What is expected: Only a number is required: how many lines of the material contain the word "beans"?

────────────────────

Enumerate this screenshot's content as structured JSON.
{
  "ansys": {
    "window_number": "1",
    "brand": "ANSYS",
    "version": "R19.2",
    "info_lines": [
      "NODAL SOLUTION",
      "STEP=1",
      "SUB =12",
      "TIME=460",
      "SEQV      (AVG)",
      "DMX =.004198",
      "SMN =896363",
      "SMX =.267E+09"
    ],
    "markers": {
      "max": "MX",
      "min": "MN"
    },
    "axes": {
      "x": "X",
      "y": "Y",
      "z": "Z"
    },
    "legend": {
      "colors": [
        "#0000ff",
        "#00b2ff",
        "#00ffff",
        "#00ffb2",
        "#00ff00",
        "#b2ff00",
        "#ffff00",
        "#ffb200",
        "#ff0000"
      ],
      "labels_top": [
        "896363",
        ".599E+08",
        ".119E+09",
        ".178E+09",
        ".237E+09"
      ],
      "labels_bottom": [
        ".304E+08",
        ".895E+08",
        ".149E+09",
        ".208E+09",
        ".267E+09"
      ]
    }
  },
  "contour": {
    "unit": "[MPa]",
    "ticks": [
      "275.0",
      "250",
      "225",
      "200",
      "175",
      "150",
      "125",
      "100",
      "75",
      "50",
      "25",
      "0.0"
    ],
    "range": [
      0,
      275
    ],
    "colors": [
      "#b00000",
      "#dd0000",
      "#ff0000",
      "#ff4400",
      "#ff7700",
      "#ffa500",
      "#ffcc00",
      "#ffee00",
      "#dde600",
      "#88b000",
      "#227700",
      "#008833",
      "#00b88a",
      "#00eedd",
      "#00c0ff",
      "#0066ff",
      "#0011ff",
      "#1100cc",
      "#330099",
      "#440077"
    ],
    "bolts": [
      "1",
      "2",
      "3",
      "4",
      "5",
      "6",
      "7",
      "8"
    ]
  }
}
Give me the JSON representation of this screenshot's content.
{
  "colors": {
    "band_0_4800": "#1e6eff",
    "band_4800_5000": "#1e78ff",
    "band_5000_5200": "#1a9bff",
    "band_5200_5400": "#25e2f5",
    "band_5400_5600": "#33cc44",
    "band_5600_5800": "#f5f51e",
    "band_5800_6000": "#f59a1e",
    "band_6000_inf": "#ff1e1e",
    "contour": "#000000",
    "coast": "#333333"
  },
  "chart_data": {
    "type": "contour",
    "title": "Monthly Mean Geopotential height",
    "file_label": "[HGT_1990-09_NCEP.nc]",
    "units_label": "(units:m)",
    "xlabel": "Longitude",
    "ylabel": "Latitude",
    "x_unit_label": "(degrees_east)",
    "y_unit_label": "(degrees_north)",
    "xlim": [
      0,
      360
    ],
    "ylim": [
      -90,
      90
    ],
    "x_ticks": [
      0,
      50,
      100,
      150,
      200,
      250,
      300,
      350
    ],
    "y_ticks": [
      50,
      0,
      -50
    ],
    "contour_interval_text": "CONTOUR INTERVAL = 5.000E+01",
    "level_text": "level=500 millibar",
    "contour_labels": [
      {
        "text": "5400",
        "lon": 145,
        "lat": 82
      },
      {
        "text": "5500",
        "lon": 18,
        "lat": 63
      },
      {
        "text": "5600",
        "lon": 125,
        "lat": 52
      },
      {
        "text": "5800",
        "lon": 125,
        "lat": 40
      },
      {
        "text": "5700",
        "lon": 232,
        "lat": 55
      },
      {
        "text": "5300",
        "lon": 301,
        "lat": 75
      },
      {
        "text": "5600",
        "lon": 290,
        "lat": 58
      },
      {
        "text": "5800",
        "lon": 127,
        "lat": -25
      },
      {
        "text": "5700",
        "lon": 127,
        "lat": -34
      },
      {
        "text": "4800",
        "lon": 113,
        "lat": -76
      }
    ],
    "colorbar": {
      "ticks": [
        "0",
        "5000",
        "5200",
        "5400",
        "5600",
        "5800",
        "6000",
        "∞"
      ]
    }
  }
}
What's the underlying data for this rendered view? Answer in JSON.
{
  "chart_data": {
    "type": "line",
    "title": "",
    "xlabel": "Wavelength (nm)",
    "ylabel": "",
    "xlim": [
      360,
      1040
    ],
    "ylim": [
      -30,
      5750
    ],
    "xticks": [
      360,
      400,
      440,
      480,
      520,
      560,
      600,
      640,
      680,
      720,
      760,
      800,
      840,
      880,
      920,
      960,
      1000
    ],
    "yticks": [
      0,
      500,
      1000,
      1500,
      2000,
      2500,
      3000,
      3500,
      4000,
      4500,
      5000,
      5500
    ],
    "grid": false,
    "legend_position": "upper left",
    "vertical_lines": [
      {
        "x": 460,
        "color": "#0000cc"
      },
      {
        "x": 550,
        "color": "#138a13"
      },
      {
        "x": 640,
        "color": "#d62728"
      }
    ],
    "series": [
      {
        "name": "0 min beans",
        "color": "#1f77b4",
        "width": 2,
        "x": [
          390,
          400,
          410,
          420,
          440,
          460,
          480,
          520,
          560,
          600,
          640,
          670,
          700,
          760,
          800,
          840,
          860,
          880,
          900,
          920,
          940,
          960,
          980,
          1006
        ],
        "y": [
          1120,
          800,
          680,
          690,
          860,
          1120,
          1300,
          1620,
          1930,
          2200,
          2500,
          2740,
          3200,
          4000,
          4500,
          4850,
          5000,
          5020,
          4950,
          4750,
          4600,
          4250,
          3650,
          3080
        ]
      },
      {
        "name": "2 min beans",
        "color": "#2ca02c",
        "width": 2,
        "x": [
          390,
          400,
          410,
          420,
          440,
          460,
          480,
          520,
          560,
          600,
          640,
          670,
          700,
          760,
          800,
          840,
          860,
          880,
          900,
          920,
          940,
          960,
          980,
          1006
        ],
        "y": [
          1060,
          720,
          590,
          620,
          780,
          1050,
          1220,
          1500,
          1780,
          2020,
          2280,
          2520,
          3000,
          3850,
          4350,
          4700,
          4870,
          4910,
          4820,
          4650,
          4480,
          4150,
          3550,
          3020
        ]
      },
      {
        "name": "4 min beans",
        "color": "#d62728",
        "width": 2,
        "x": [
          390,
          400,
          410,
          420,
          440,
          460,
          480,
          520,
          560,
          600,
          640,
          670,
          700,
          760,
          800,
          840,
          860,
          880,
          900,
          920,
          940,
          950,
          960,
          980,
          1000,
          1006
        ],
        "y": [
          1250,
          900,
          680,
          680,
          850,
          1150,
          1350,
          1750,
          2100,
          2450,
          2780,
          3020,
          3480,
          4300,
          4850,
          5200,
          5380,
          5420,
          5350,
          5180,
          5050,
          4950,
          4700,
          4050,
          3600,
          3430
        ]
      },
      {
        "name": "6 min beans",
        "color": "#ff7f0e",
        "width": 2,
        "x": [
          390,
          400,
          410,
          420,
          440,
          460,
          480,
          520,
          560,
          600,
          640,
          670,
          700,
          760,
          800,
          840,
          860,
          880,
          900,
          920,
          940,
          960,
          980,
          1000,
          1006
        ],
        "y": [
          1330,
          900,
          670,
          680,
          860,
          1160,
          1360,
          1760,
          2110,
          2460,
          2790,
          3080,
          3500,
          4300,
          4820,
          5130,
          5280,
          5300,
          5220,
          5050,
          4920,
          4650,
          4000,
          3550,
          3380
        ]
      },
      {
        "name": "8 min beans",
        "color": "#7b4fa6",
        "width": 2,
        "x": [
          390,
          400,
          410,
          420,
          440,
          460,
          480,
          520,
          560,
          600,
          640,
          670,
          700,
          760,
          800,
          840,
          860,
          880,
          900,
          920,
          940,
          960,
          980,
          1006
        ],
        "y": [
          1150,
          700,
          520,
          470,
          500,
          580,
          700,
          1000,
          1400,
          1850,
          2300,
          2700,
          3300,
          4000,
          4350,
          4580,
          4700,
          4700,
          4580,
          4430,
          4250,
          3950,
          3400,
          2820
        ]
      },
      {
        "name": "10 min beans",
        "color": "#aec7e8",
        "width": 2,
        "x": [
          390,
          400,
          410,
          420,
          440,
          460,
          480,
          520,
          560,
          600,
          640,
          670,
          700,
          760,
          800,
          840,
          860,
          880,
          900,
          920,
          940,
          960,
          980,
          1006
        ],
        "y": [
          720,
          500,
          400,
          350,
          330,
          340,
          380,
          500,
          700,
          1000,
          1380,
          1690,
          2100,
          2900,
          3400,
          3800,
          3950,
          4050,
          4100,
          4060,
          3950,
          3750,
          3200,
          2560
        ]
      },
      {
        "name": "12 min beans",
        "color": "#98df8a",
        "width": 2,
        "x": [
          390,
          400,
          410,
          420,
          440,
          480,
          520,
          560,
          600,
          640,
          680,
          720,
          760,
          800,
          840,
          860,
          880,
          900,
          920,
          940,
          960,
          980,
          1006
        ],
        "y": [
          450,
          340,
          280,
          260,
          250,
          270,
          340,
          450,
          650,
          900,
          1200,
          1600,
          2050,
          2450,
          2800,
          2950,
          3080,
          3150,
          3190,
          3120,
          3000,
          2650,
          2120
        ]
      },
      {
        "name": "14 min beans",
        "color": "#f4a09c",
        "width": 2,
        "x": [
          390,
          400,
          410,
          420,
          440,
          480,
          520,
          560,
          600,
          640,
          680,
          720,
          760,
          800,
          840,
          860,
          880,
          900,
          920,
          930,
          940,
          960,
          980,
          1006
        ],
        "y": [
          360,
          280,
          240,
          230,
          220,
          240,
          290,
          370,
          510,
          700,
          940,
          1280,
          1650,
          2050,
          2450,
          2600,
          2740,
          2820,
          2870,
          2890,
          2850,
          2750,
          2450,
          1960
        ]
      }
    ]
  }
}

────────────────────

The completed task: 8